● **Directions for this task**
Print the records below word for word, but leave out the pictures.
** start of Supplied data **
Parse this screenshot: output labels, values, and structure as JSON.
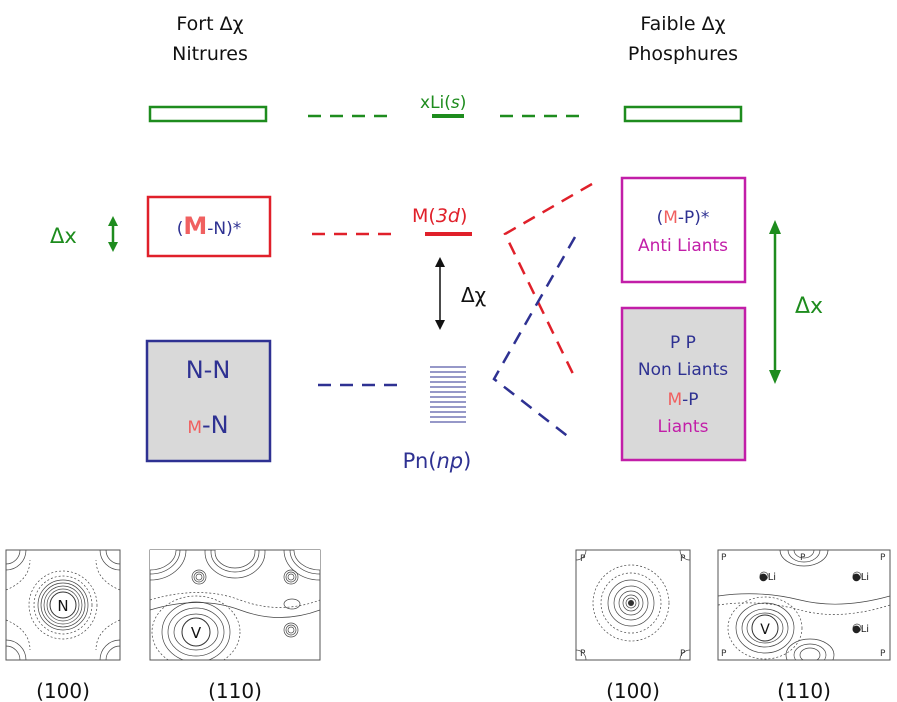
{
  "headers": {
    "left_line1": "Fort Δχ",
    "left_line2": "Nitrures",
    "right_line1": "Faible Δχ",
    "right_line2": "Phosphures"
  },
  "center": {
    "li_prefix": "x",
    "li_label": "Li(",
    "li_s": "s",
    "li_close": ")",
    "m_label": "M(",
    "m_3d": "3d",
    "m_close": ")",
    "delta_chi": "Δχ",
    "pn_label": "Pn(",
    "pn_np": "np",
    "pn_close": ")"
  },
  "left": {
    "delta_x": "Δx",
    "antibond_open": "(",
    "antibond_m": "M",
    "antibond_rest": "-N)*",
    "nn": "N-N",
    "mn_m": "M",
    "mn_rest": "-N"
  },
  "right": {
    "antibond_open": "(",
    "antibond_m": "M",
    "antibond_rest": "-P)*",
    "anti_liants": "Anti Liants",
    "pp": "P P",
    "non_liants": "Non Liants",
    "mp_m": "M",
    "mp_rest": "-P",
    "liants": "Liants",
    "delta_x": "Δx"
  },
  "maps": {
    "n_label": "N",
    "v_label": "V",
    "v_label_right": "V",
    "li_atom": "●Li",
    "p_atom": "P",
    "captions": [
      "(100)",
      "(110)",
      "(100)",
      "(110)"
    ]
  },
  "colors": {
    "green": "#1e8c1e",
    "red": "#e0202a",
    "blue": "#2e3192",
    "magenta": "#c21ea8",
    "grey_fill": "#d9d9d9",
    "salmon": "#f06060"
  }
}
** end of Supplied data **
● **Solution to this problem**
Parse this screenshot: output labels, values, and structure as JSON.
{
  "headers": {
    "left_line1": "Fort Δχ",
    "left_line2": "Nitrures",
    "right_line1": "Faible Δχ",
    "right_line2": "Phosphures"
  },
  "center": {
    "li_prefix": "x",
    "li_label": "Li(",
    "li_s": "s",
    "li_close": ")",
    "m_label": "M(",
    "m_3d": "3d",
    "m_close": ")",
    "delta_chi": "Δχ",
    "pn_label": "Pn(",
    "pn_np": "np",
    "pn_close": ")"
  },
  "left": {
    "delta_x": "Δx",
    "antibond_open": "(",
    "antibond_m": "M",
    "antibond_rest": "-N)*",
    "nn": "N-N",
    "mn_m": "M",
    "mn_rest": "-N"
  },
  "right": {
    "antibond_open": "(",
    "antibond_m": "M",
    "antibond_rest": "-P)*",
    "anti_liants": "Anti Liants",
    "pp": "P P",
    "non_liants": "Non Liants",
    "mp_m": "M",
    "mp_rest": "-P",
    "liants": "Liants",
    "delta_x": "Δx"
  },
  "maps": {
    "n_label": "N",
    "v_label": "V",
    "v_label_right": "V",
    "li_atom": "●Li",
    "p_atom": "P",
    "captions": [
      "(100)",
      "(110)",
      "(100)",
      "(110)"
    ]
  },
  "colors": {
    "green": "#1e8c1e",
    "red": "#e0202a",
    "blue": "#2e3192",
    "magenta": "#c21ea8",
    "grey_fill": "#d9d9d9",
    "salmon": "#f06060"
  }
}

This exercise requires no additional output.